# PROBLEM DETAILS
Extract all lines in the data that contain the word "title".

# DATA SUPPLIED
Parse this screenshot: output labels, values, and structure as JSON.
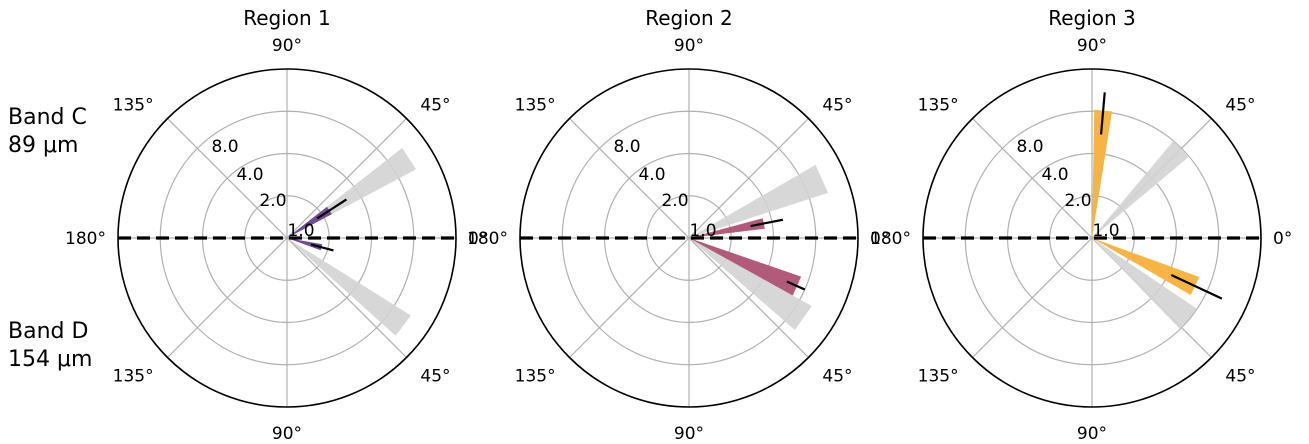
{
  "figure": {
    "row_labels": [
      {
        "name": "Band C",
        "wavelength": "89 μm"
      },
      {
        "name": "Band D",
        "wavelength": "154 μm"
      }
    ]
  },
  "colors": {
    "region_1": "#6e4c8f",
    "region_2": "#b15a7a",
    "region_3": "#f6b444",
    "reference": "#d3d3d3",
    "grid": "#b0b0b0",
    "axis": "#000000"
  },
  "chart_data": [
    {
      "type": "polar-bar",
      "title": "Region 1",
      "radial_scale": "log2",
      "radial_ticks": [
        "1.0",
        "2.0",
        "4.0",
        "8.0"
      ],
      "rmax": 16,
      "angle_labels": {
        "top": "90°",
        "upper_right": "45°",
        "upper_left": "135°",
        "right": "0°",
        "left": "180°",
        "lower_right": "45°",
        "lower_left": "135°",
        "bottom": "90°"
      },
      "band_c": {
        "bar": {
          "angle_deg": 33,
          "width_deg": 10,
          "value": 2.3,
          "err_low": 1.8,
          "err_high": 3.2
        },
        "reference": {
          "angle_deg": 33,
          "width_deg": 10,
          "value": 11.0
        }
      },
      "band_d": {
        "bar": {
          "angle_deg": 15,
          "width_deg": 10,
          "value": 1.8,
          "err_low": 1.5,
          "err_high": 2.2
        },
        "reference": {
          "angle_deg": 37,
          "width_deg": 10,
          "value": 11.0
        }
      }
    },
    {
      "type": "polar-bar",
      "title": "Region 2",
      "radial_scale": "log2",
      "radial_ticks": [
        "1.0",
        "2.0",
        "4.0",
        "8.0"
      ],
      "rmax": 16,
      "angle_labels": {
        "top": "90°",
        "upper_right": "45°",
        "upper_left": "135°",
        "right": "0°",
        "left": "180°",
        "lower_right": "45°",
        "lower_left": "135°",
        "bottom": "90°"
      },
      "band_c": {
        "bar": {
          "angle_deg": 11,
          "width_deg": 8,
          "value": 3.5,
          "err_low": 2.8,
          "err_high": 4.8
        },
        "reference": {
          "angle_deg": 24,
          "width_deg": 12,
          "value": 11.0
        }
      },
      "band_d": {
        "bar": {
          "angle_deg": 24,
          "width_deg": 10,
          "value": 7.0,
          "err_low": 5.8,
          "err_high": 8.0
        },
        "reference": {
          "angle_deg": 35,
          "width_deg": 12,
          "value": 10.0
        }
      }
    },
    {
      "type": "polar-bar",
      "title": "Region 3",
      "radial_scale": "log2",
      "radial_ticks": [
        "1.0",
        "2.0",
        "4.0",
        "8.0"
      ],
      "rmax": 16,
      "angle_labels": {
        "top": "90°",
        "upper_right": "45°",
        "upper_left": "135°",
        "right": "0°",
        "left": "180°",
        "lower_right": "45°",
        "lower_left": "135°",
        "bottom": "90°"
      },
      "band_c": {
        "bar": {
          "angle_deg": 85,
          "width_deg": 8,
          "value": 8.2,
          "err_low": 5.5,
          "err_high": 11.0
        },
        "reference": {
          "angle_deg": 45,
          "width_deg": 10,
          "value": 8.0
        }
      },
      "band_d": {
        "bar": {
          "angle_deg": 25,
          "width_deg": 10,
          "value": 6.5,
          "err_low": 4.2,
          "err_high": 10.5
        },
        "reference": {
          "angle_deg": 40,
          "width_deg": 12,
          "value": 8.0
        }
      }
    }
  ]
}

==

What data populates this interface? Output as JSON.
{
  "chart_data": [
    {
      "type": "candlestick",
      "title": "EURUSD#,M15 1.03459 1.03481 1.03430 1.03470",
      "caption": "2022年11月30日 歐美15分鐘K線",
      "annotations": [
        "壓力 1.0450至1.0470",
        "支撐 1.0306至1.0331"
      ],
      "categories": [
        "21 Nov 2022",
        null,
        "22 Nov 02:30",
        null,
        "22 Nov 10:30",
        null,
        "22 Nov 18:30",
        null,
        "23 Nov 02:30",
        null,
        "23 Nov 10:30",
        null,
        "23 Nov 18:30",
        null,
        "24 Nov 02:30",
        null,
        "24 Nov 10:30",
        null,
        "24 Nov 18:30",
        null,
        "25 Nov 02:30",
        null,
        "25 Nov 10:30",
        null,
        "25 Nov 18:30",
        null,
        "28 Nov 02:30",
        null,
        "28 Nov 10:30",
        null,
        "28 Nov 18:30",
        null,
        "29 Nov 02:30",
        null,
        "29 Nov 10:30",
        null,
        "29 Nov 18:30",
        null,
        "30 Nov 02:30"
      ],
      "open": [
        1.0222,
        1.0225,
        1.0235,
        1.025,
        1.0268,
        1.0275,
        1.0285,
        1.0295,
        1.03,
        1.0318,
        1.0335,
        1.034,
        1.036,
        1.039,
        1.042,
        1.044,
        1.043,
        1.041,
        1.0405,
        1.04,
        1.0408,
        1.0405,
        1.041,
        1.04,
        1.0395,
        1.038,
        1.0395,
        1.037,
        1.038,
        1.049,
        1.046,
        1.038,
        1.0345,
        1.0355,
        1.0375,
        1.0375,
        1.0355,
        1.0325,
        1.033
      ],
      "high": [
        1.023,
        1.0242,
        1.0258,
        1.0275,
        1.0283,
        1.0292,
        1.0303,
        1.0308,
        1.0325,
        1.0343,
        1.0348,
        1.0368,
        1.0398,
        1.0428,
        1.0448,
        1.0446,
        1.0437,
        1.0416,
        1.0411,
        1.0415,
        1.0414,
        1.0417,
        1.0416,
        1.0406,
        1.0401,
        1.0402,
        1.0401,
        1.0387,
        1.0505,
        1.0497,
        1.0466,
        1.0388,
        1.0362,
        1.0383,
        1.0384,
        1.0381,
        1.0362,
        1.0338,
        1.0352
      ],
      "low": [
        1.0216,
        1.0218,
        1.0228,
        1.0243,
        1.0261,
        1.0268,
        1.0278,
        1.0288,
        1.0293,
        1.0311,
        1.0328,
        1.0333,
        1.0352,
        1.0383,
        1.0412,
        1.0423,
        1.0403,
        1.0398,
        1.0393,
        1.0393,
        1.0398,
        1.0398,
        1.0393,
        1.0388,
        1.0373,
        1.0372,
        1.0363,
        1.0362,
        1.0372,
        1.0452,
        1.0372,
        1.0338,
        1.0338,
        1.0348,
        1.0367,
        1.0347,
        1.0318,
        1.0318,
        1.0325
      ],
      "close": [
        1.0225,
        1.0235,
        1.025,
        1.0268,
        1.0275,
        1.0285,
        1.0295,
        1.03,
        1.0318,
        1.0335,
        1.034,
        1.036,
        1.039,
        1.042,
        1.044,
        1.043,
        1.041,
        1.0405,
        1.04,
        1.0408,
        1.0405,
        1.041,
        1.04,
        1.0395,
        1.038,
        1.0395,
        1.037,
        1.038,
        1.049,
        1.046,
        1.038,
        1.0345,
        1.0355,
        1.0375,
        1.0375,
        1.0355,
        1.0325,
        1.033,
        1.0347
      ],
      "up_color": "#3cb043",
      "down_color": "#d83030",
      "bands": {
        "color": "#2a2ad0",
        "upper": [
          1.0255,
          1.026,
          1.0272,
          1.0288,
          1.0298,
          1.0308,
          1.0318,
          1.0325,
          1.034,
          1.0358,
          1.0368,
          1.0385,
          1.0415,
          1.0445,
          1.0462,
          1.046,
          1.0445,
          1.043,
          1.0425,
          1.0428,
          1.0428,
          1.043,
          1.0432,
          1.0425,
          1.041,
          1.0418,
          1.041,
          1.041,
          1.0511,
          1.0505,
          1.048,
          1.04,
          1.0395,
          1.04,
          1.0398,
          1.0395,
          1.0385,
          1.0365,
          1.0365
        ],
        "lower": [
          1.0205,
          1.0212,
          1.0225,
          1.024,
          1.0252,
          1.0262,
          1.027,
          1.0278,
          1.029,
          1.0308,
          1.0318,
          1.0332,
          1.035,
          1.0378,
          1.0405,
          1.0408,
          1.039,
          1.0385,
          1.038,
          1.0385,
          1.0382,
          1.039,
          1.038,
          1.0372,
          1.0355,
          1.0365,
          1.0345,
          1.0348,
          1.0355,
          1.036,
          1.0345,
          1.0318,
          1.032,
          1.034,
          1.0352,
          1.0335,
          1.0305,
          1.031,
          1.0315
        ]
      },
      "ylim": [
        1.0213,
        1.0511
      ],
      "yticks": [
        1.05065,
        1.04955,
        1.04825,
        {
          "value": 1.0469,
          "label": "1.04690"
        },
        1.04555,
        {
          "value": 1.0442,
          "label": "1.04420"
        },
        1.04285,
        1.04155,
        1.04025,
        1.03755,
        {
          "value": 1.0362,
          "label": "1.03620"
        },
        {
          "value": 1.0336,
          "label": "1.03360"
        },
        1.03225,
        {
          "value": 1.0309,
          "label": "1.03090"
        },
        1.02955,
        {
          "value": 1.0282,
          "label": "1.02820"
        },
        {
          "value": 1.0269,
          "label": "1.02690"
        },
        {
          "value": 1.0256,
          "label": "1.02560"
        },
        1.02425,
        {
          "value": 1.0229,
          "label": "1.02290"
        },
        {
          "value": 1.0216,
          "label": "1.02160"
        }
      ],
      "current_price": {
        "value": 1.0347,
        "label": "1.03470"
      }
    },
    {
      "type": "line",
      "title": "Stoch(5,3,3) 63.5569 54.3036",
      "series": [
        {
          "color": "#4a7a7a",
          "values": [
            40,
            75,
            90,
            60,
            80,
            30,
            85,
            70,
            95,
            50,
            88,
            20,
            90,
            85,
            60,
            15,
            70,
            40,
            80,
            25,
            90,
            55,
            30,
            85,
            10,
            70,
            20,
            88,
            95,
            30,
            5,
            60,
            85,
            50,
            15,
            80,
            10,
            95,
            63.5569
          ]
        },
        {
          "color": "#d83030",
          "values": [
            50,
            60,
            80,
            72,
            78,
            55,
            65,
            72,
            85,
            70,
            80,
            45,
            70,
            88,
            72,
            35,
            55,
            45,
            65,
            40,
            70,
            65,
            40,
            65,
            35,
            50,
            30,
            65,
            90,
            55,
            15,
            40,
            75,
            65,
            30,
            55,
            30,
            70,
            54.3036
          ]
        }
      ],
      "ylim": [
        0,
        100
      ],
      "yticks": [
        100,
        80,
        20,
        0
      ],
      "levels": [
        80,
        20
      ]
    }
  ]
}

# SOLVED PROBLEM
      "title": "Region 1",
      "title": "Region 2",
      "title": "Region 3",
      "title": "EURUSD#,M15 1.03459 1.03481 1.03430 1.03470",
      "title": "Stoch(5,3,3) 63.5569 54.3036",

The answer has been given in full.